Requirement
Every line holding the word "MILLS" counts once. Give the total, nothing more.

Extracted data
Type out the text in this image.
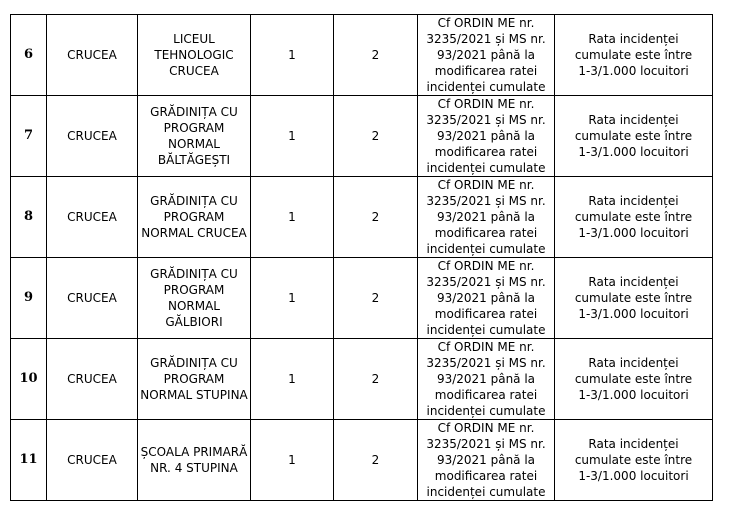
6	CRUCEA	LICEUL
TEHNOLOGIC
CRUCEA	1	2	Cf ORDIN ME nr.
3235/2021 și MS nr.
93/2021 până la
modificarea ratei
incidenței cumulate	Rata incidenței
cumulate este între
1-3/1.000 locuitori

7	CRUCEA	GRĂDINIȚA CU
PROGRAM
NORMAL
BĂLTĂGEȘTI	1	2	Cf ORDIN ME nr.
3235/2021 și MS nr.
93/2021 până la
modificarea ratei
incidenței cumulate	Rata incidenței
cumulate este între
1-3/1.000 locuitori

8	CRUCEA	GRĂDINIȚA CU
PROGRAM
NORMAL CRUCEA	1	2	Cf ORDIN ME nr.
3235/2021 și MS nr.
93/2021 până la
modificarea ratei
incidenței cumulate	Rata incidenței
cumulate este între
1-3/1.000 locuitori

9	CRUCEA	GRĂDINIȚA CU
PROGRAM
NORMAL
GĂLBIORI	1	2	Cf ORDIN ME nr.
3235/2021 și MS nr.
93/2021 până la
modificarea ratei
incidenței cumulate	Rata incidenței
cumulate este între
1-3/1.000 locuitori

10	CRUCEA	GRĂDINIȚA CU
PROGRAM
NORMAL STUPINA	1	2	Cf ORDIN ME nr.
3235/2021 și MS nr.
93/2021 până la
modificarea ratei
incidenței cumulate	Rata incidenței
cumulate este între
1-3/1.000 locuitori

11	CRUCEA	ȘCOALA PRIMARĂ
NR. 4 STUPINA	1	2	Cf ORDIN ME nr.
3235/2021 și MS nr.
93/2021 până la
modificarea ratei
incidenței cumulate	Rata incidenței
cumulate este între
1-3/1.000 locuitori
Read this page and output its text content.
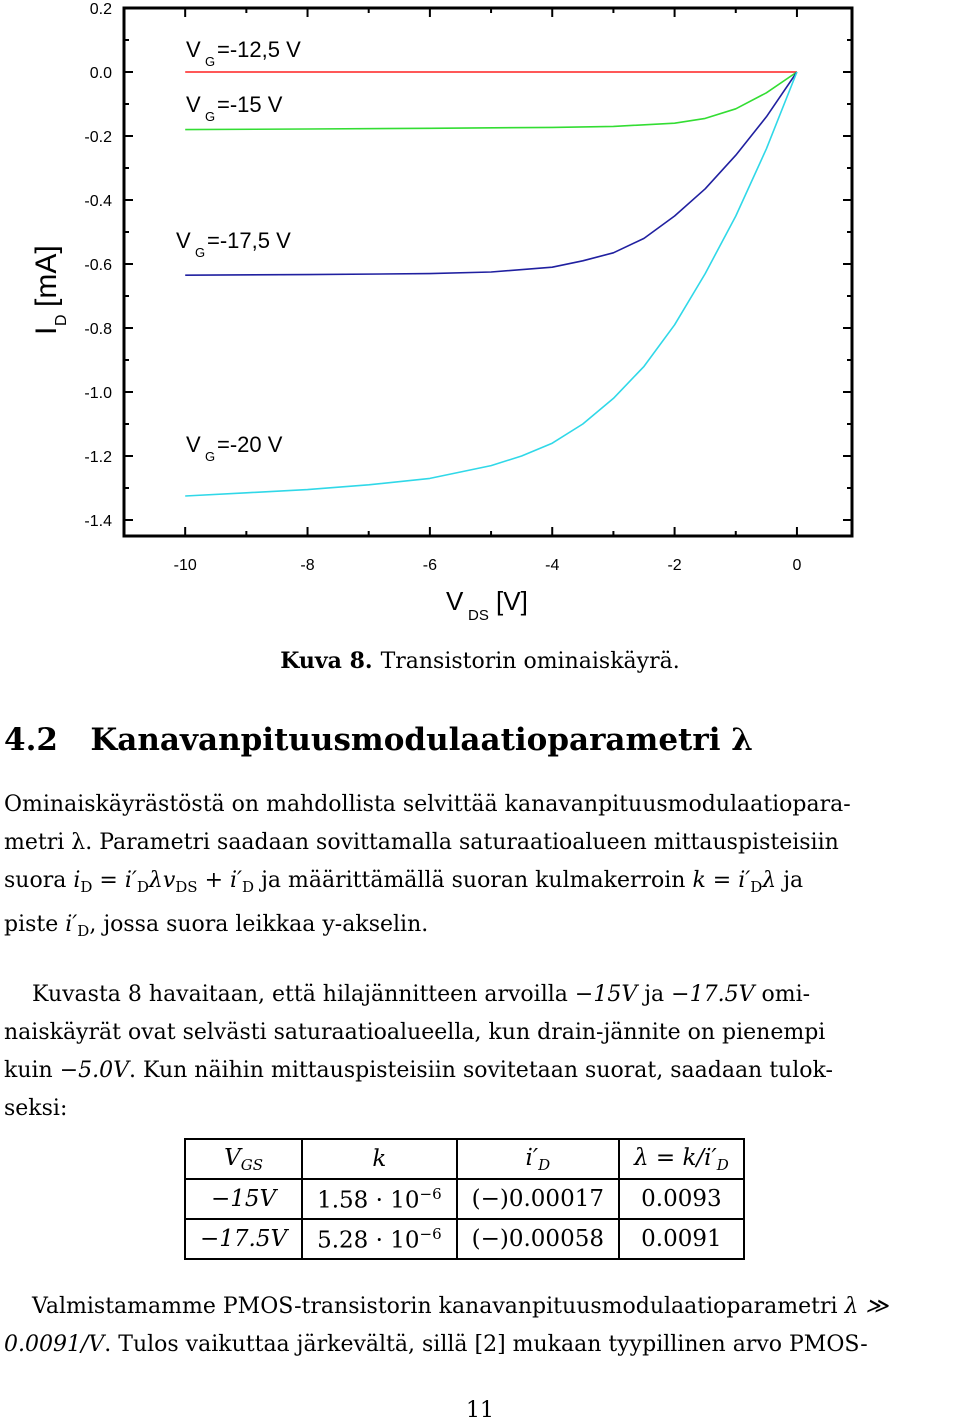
0.2
0.0
-0.2
-0.4
-0.6
-0.8
-1.0
-1.2
-1.4
-10	-8	-6	-4	-2	0
V G =-12,5 V
V G =-15 V
V G =-17,5 V
V G =-20 V
V DS [V]
I
D
[mA]
Kuva 8. Transistorin ominaiskäyrä.
4.2 Kanavanpituusmodulaatioparametri λ
Ominaiskäyrästöstä on mahdollista selvittää kanavanpituusmodulaatiopara-
metri λ. Parametri saadaan sovittamalla saturaatioalueen mittauspisteisiin
suora $i_D = i'_D\lambda v_{DS} + i'_D$ ja määrittämällä suoran kulmakerroin $k = i'_D\lambda$ ja
piste $i'_D$, jossa suora leikkaa y-akselin.
Kuvasta 8 havaitaan, että hilajännitteen arvoilla −15V ja −17.5V omi-
naiskäyrät ovat selvästi saturaatioalueella, kun drain-jännite on pienempi
kuin −5.0V. Kun näihin mittauspisteisiin sovitetaan suorat, saadaan tulok-
seksi:
$V_{GS}$	k	$i'_D$	$\lambda = k/i'_D$
−15V	$1.58 \cdot 10^{-6}$	(−)0.00017	0.0093
−17.5V	$5.28 \cdot 10^{-6}$	(−)0.00058	0.0091
Valmistamamme PMOS-transistorin kanavanpituusmodulaatioparametri λ ≫
0.0091/V. Tulos vaikuttaa järkevältä, sillä [2] mukaan tyypillinen arvo PMOS-
11
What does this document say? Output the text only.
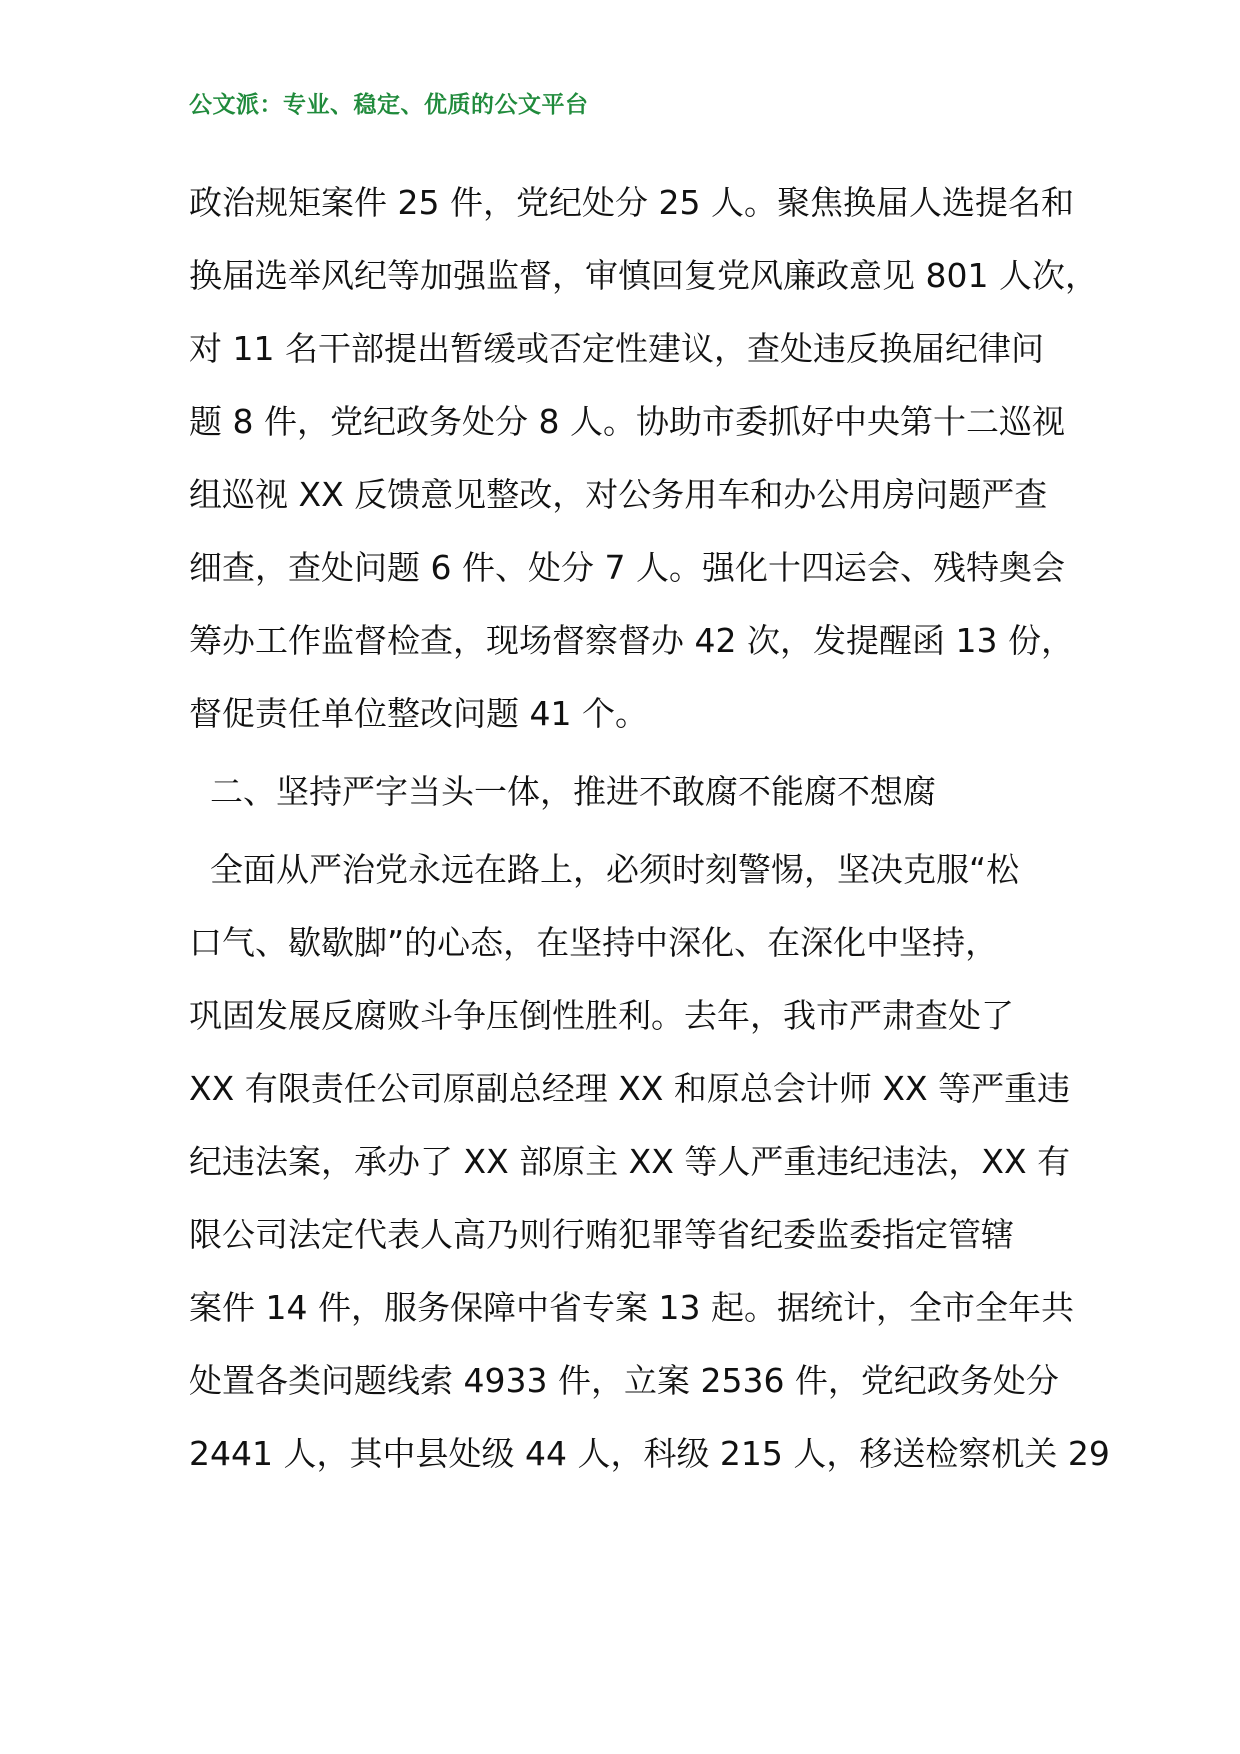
公文派：专业、稳定、优质的公文平台
政治规矩案件 25 件，党纪处分 25 人。聚焦换届人选提名和
换届选举风纪等加强监督，审慎回复党风廉政意见 801 人次，
对 11 名干部提出暂缓或否定性建议，查处违反换届纪律问
题 8 件，党纪政务处分 8 人。协助市委抓好中央第十二巡视
组巡视 XX 反馈意见整改，对公务用车和办公用房问题严查
细查，查处问题 6 件、处分 7 人。强化十四运会、残特奥会
筹办工作监督检查，现场督察督办 42 次，发提醒函 13 份，
督促责任单位整改问题 41 个。
二、坚持严字当头一体，推进不敢腐不能腐不想腐
全面从严治党永远在路上，必须时刻警惕，坚决克服“松
口气、歇歇脚”的心态，在坚持中深化、在深化中坚持，
巩固发展反腐败斗争压倒性胜利。去年，我市严肃查处了
XX 有限责任公司原副总经理 XX 和原总会计师 XX 等严重违
纪违法案，承办了 XX 部原主 XX 等人严重违纪违法，XX 有
限公司法定代表人高乃则行贿犯罪等省纪委监委指定管辖
案件 14 件，服务保障中省专案 13 起。据统计，全市全年共
处置各类问题线索 4933 件，立案 2536 件，党纪政务处分
2441 人，其中县处级 44 人，科级 215 人，移送检察机关 29
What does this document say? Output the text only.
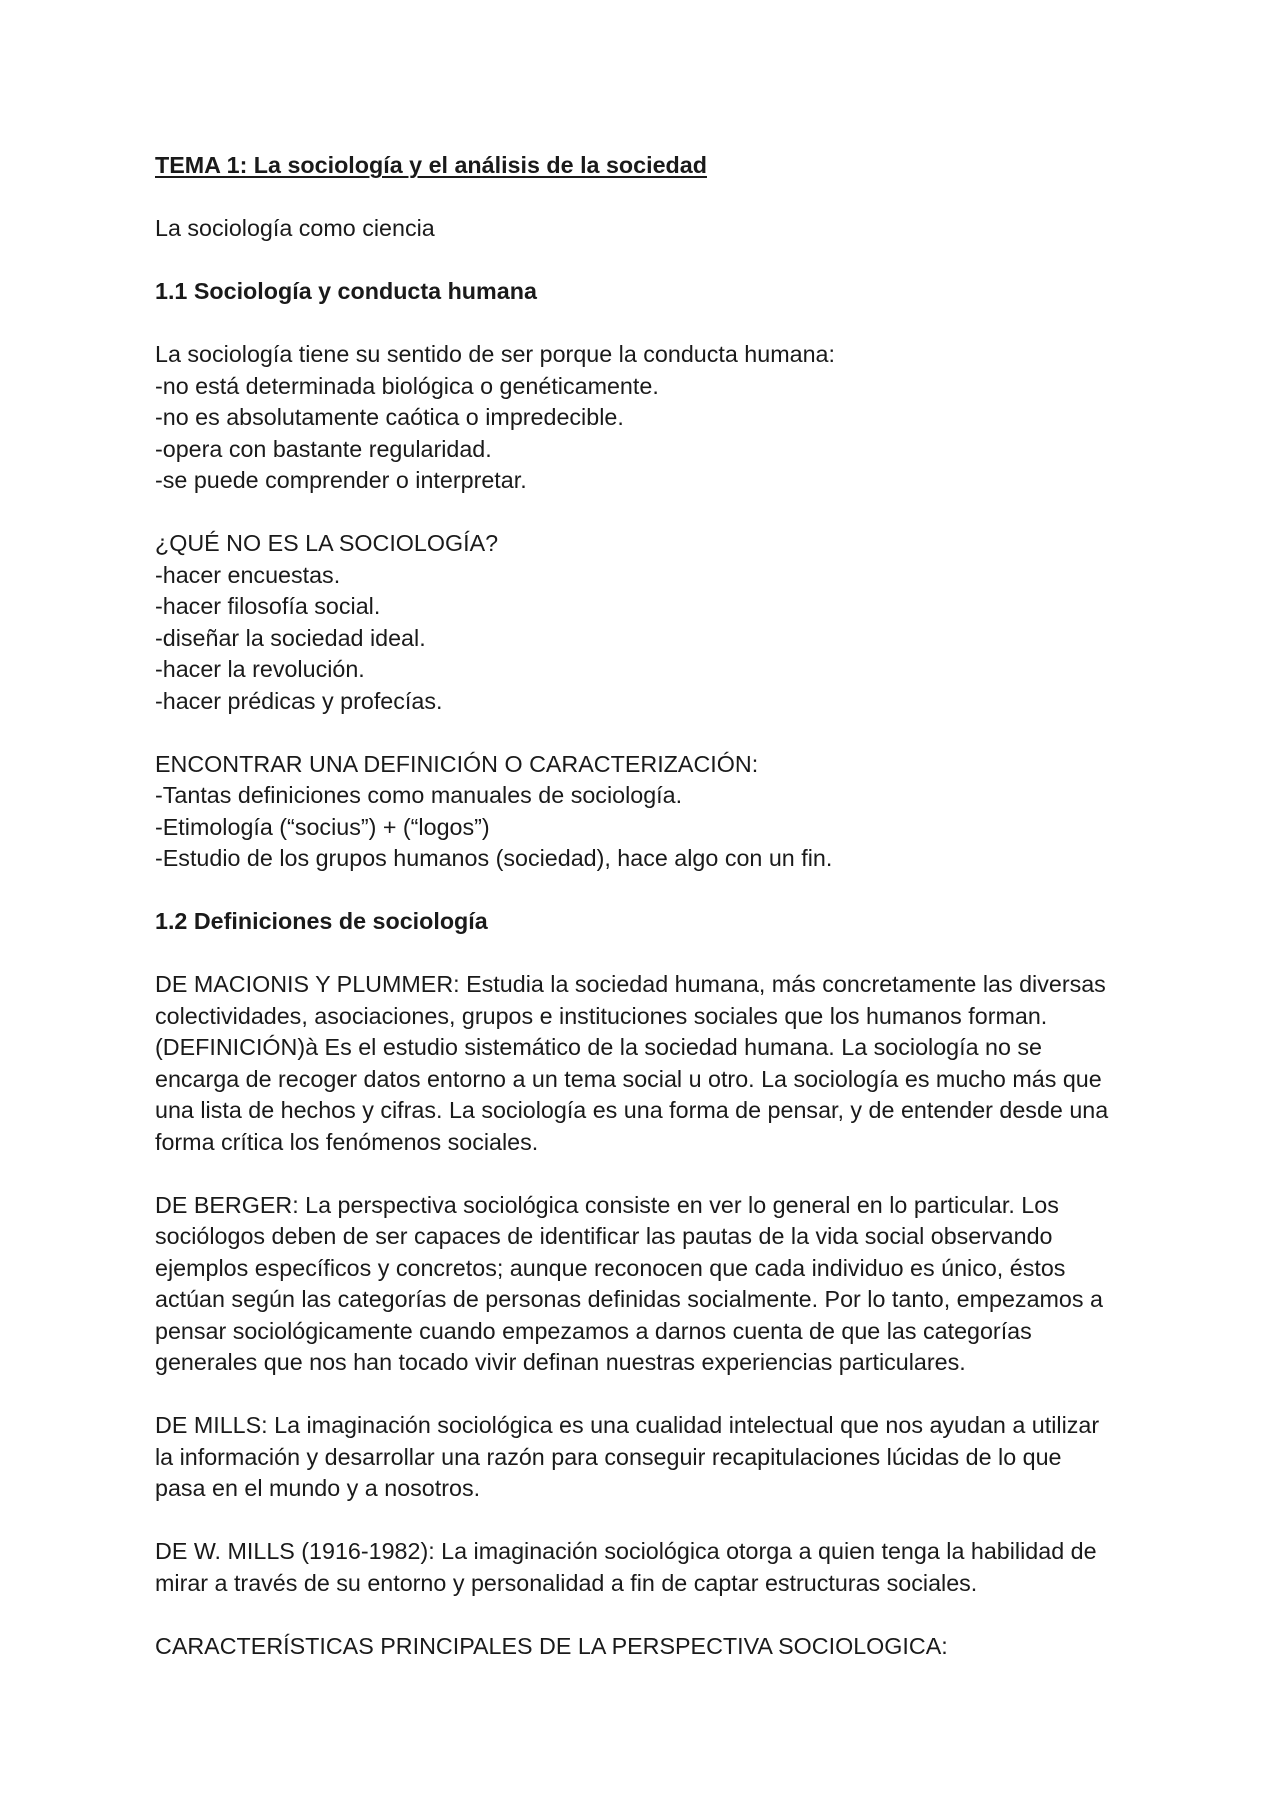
TEMA 1: La sociología y el análisis de la sociedad
La sociología como ciencia
1.1 Sociología y conducta humana
La sociología tiene su sentido de ser porque la conducta humana:
-no está determinada biológica o genéticamente.
-no es absolutamente caótica o impredecible.
-opera con bastante regularidad.
-se puede comprender o interpretar.
¿QUÉ NO ES LA SOCIOLOGÍA?
-hacer encuestas.
-hacer filosofía social.
-diseñar la sociedad ideal.
-hacer la revolución.
-hacer prédicas y profecías.
ENCONTRAR UNA DEFINICIÓN O CARACTERIZACIÓN:
-Tantas definiciones como manuales de sociología.
-Etimología (“socius”) + (“logos”)
-Estudio de los grupos humanos (sociedad), hace algo con un fin.
1.2 Definiciones de sociología
DE MACIONIS Y PLUMMER: Estudia la sociedad humana, más concretamente las diversas
colectividades, asociaciones, grupos e instituciones sociales que los humanos forman.
(DEFINICIÓN)à Es el estudio sistemático de la sociedad humana. La sociología no se
encarga de recoger datos entorno a un tema social u otro. La sociología es mucho más que
una lista de hechos y cifras. La sociología es una forma de pensar, y de entender desde una
forma crítica los fenómenos sociales.
DE BERGER: La perspectiva sociológica consiste en ver lo general en lo particular. Los
sociólogos deben de ser capaces de identificar las pautas de la vida social observando
ejemplos específicos y concretos; aunque reconocen que cada individuo es único, éstos
actúan según las categorías de personas definidas socialmente. Por lo tanto, empezamos a
pensar sociológicamente cuando empezamos a darnos cuenta de que las categorías
generales que nos han tocado vivir definan nuestras experiencias particulares.
DE MILLS: La imaginación sociológica es una cualidad intelectual que nos ayudan a utilizar
la información y desarrollar una razón para conseguir recapitulaciones lúcidas de lo que
pasa en el mundo y a nosotros.
DE W. MILLS (1916-1982): La imaginación sociológica otorga a quien tenga la habilidad de
mirar a través de su entorno y personalidad a fin de captar estructuras sociales.
CARACTERÍSTICAS PRINCIPALES DE LA PERSPECTIVA SOCIOLOGICA:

Answer to the exercise
2